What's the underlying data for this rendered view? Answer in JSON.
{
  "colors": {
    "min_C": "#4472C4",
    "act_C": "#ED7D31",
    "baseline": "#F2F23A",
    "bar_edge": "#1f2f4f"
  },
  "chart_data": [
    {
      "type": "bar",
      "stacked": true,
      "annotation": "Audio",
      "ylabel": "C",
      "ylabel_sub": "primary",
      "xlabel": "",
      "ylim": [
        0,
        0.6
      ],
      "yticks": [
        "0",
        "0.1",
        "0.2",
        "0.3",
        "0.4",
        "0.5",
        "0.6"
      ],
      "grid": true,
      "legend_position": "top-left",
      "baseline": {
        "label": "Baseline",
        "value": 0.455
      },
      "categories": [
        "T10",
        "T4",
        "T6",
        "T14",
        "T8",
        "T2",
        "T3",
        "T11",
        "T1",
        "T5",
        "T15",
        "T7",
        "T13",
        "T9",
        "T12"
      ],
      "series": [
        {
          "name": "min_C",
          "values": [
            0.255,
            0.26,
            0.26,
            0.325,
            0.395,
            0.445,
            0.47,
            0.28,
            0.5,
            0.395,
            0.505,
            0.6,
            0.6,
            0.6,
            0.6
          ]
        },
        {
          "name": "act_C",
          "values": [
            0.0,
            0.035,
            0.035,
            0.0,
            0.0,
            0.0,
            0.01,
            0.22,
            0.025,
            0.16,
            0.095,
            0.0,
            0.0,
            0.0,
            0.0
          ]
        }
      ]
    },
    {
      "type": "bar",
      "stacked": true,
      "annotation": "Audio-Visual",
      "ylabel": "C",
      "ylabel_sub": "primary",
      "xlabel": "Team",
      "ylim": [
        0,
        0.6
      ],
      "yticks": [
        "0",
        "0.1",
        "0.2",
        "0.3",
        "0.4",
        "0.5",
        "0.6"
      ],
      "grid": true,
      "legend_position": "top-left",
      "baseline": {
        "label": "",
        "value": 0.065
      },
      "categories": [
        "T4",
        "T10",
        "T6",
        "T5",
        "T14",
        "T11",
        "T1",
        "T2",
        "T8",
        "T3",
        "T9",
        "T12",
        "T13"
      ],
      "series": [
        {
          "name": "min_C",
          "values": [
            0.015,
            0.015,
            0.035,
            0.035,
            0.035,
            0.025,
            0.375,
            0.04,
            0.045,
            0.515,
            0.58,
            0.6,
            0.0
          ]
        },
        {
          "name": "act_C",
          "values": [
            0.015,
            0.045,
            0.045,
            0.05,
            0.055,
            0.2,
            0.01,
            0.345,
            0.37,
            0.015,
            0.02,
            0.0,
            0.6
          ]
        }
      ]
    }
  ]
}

* * *

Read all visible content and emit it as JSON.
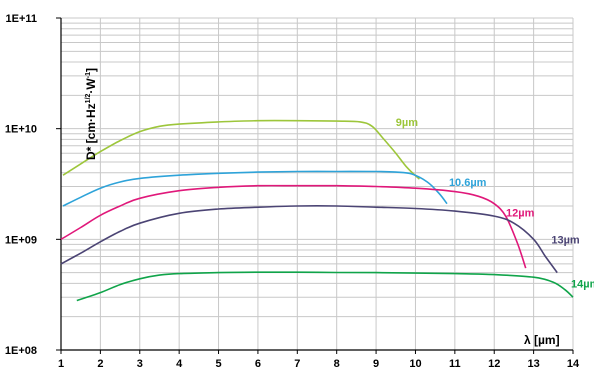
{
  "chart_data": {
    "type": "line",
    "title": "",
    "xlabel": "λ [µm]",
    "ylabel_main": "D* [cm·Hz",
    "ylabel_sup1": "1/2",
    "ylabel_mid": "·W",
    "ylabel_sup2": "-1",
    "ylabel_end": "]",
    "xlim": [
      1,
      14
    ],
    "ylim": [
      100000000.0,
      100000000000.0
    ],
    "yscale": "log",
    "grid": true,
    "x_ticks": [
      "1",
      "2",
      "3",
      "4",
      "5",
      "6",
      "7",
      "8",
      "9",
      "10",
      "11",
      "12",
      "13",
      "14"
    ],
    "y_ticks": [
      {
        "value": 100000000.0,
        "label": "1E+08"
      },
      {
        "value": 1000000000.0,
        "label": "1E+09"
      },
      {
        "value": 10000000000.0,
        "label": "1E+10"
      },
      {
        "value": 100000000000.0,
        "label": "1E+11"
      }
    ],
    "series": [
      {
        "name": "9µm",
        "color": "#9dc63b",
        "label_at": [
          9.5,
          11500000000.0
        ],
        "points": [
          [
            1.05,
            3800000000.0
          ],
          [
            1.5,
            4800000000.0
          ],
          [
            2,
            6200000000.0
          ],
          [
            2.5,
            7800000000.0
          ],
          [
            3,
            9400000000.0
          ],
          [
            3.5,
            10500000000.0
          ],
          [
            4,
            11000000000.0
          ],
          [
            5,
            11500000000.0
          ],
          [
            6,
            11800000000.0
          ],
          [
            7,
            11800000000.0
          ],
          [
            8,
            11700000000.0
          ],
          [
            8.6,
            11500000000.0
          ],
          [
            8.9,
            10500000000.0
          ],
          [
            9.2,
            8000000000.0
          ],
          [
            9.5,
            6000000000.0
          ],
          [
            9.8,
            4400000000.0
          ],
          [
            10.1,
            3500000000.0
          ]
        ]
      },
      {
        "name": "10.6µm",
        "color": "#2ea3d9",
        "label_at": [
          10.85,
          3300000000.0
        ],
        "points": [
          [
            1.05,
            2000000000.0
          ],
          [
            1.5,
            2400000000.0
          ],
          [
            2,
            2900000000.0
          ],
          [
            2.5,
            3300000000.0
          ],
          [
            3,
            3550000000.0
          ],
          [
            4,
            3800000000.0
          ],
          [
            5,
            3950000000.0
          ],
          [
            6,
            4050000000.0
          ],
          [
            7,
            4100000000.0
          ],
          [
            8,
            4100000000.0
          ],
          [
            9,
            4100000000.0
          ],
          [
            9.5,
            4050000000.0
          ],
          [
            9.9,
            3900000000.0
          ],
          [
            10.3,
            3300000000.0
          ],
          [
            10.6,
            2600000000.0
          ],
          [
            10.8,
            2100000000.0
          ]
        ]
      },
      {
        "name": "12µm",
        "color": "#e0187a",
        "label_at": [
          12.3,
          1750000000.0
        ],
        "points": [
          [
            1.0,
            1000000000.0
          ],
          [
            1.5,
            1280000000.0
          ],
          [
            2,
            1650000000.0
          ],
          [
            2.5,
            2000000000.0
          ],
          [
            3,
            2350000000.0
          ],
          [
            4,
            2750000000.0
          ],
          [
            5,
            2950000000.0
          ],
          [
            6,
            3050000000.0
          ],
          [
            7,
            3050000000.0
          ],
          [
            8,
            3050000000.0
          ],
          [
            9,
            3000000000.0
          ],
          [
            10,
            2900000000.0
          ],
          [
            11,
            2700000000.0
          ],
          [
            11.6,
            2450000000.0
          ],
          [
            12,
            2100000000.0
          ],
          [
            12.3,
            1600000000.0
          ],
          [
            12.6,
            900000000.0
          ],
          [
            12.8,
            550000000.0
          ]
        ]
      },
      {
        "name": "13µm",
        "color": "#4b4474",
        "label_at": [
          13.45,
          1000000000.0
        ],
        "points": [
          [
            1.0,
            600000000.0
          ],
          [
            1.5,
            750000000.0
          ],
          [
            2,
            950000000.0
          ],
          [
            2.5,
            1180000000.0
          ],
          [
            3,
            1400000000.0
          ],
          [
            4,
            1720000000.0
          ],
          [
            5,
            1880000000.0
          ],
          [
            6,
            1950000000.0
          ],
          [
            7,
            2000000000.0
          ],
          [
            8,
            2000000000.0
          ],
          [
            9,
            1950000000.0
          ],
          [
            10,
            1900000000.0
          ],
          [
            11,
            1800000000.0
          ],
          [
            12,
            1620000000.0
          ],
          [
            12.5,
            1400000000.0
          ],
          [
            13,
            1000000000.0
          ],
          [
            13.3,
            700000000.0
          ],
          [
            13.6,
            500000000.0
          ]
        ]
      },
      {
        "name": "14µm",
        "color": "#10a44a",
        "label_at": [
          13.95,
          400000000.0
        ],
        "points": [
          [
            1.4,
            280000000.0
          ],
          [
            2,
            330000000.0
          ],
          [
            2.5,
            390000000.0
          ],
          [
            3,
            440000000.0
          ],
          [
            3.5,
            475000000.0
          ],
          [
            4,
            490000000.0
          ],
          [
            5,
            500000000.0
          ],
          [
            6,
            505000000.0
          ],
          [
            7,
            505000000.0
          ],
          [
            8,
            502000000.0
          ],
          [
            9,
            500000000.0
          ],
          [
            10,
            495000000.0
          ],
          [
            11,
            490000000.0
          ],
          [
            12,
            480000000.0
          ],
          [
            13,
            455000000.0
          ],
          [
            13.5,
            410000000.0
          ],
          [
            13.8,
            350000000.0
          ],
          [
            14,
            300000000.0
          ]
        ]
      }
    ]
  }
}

Task instructions: Determine the number of lines in the entries above where the string "JSON" appears. Answer with the number alone.

Solution: 2